The Declaration
- First edition
- Author: Gemma Malley
- Language: English
- Series: Declaration Trilogy
- Genre: Dystopian
- Publisher: Bloomsbury Publishing PLC
- Publication date: 5 May 2008
- Pages: 304 pp
- ISBN: 978-0-7475-8774-3
- Followed by: The Resistance, The Legacy

= The Declaration (novel) =

2008 novel by Gemma Malley

The Declaration is a 2008 dystopian young adult novel written by Gemma Malley. The story is set in the 22nd century, in a world where humanity has cured all illness and seeks eternal life. It is the first installment in The Declaration trilogy. The series continued with The Resistance (2009) and The Legacy (2010).

==Premise==
Before the events of the novel take place, in the year 2030, a scientist creates 'Longevity,' a drug which prevents death from old age, but does not entirely halt the aging process. The population continues to have children, which quickly leads to overpopulation. As a result, in the year 2065, the Declaration is introduced, which is a document that must be signed before an individual is allowed to take Longevity. In the Declaration, the individual agrees not to have any children. This policy is not strictly upheld, and some wealthy and powerful people have discovered methods to be able to take the drug and still have children.

The population resists the Declaration. Many couples still want to have children, but are unwilling to give up the chance to live indefinitely. Children born to those who have not opted out of the Declaration are referred to as "Surpluses". In some countries, the Surpluses are killed at birth, but in others (such as Britain), they are immediately taken from their parents to live in "Surplus Halls". Children in the Surplus Halls are taught that their existence is wrong, and that the only way they can atone for their parents' crime is through hard and constant labor. Obedient Surpluses can rise through the ranks at Surplus Halls to become "Valuable Assets" to society. Valuable Assets are allowed to work as servants in the homes of Legals (people who are not Surpluses).

* [Short exercise A]: In the article on The Declaration, in what year is the Declaration introduced?

* [The data]:
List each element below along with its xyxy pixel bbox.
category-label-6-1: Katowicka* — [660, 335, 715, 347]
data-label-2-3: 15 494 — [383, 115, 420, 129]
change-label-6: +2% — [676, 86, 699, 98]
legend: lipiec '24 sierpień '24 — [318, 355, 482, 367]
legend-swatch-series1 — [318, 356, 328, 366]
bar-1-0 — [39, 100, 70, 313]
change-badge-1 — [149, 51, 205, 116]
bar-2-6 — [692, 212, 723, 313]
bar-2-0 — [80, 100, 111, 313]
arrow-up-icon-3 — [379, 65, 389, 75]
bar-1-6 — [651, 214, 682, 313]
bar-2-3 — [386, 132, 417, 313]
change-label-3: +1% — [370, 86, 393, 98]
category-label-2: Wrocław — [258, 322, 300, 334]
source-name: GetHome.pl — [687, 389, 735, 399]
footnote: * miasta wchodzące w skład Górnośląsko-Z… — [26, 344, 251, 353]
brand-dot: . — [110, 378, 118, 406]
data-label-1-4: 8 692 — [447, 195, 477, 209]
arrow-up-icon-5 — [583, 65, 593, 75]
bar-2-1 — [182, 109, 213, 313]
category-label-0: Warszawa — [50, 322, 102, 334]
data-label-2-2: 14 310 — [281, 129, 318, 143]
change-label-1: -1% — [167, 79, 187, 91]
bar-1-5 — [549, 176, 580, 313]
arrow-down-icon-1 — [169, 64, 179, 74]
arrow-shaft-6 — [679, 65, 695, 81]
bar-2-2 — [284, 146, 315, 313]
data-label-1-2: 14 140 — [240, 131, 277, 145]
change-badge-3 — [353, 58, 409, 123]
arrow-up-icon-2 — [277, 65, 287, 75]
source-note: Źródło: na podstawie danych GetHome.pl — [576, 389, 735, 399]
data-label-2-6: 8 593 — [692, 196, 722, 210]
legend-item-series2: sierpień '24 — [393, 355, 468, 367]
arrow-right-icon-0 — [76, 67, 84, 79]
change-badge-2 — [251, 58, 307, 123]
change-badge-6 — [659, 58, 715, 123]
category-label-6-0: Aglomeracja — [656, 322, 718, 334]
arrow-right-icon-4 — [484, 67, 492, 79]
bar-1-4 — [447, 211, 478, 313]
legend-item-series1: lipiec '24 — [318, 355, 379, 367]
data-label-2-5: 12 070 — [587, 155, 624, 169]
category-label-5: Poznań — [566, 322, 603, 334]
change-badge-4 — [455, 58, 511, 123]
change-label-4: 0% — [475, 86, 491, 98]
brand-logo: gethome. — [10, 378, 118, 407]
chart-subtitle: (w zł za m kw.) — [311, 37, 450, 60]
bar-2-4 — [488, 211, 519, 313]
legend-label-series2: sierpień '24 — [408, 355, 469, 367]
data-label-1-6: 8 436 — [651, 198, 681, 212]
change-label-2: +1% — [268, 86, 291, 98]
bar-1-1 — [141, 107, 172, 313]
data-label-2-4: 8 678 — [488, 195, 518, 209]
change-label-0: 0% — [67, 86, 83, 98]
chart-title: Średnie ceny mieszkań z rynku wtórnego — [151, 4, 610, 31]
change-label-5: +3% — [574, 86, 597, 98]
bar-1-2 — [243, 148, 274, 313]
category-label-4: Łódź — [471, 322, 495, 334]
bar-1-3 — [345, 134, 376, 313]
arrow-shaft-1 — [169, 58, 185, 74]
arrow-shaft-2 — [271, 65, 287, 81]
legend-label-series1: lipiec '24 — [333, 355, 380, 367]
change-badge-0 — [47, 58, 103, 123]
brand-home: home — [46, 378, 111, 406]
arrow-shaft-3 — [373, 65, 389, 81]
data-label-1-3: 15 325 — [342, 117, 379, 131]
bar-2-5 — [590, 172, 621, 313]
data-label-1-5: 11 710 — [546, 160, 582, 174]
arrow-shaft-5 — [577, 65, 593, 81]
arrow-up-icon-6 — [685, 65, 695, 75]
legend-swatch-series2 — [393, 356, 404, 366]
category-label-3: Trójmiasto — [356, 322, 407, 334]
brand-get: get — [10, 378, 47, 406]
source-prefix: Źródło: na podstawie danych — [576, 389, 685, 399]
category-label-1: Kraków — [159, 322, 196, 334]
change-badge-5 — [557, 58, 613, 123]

* [Short exercise B]: Convert the stretch of the entries from their first line through the line containing "legend-item-series1: lipiec '24" into a Markdown table with the columns No. and Line, one row per line and blank lines omitted.

* [Right answer A]: 2065

* [Right answer B]:
| No. | Line |
|---|---|
| 1 | List each element below along with its xyxy pixel bbox. |
| 2 | category-label-6-1: Katowicka* — [660, 335, 715, 347] |
| 3 | data-label-2-3: 15 494 — [383, 115, 420, 129] |
| 4 | change-label-6: +2% — [676, 86, 699, 98] |
| 5 | legend: lipiec '24 sierpień '24 — [318, 355, 482, 367] |
| 6 | legend-swatch-series1 — [318, 356, 328, 366] |
| 7 | bar-1-0 — [39, 100, 70, 313] |
| 8 | change-badge-1 — [149, 51, 205, 116] |
| 9 | bar-2-6 — [692, 212, 723, 313] |
| 10 | bar-2-0 — [80, 100, 111, 313] |
| 11 | arrow-up-icon-3 — [379, 65, 389, 75] |
| 12 | bar-1-6 — [651, 214, 682, 313] |
| 13 | bar-2-3 — [386, 132, 417, 313] |
| 14 | change-label-3: +1% — [370, 86, 393, 98] |
| 15 | category-label-2: Wrocław — [258, 322, 300, 334] |
| 16 | source-name: GetHome.pl — [687, 389, 735, 399] |
| 17 | footnote: * miasta wchodzące w skład Górnośląsko-Z… — [26, 344, 251, 353] |
| 18 | brand-dot: . — [110, 378, 118, 406] |
| 19 | data-label-1-4: 8 692 — [447, 195, 477, 209] |
| 20 | arrow-up-icon-5 — [583, 65, 593, 75] |
| 21 | bar-2-1 — [182, 109, 213, 313] |
| 22 | category-label-0: Warszawa — [50, 322, 102, 334] |
| 23 | data-label-2-2: 14 310 — [281, 129, 318, 143] |
| 24 | change-label-1: -1% — [167, 79, 187, 91] |
| 25 | bar-1-5 — [549, 176, 580, 313] |
| 26 | arrow-down-icon-1 — [169, 64, 179, 74] |
| 27 | arrow-shaft-6 — [679, 65, 695, 81] |
| 28 | bar-2-2 — [284, 146, 315, 313] |
| 29 | data-label-1-2: 14 140 — [240, 131, 277, 145] |
| 30 | change-badge-3 — [353, 58, 409, 123] |
| 31 | arrow-up-icon-2 — [277, 65, 287, 75] |
| 32 | source-note: Źródło: na podstawie danych GetHome.pl — [576, 389, 735, 399] |
| 33 | data-label-2-6: 8 593 — [692, 196, 722, 210] |
| 34 | legend-item-series2: sierpień '24 — [393, 355, 468, 367] |
| 35 | arrow-right-icon-0 — [76, 67, 84, 79] |
| 36 | change-badge-2 — [251, 58, 307, 123] |
| 37 | change-badge-6 — [659, 58, 715, 123] |
| 38 | category-label-6-0: Aglomeracja — [656, 322, 718, 334] |
| 39 | arrow-right-icon-4 — [484, 67, 492, 79] |
| 40 | bar-1-4 — [447, 211, 478, 313] |
| 41 | legend-item-series1: lipiec '24 — [318, 355, 379, 367] |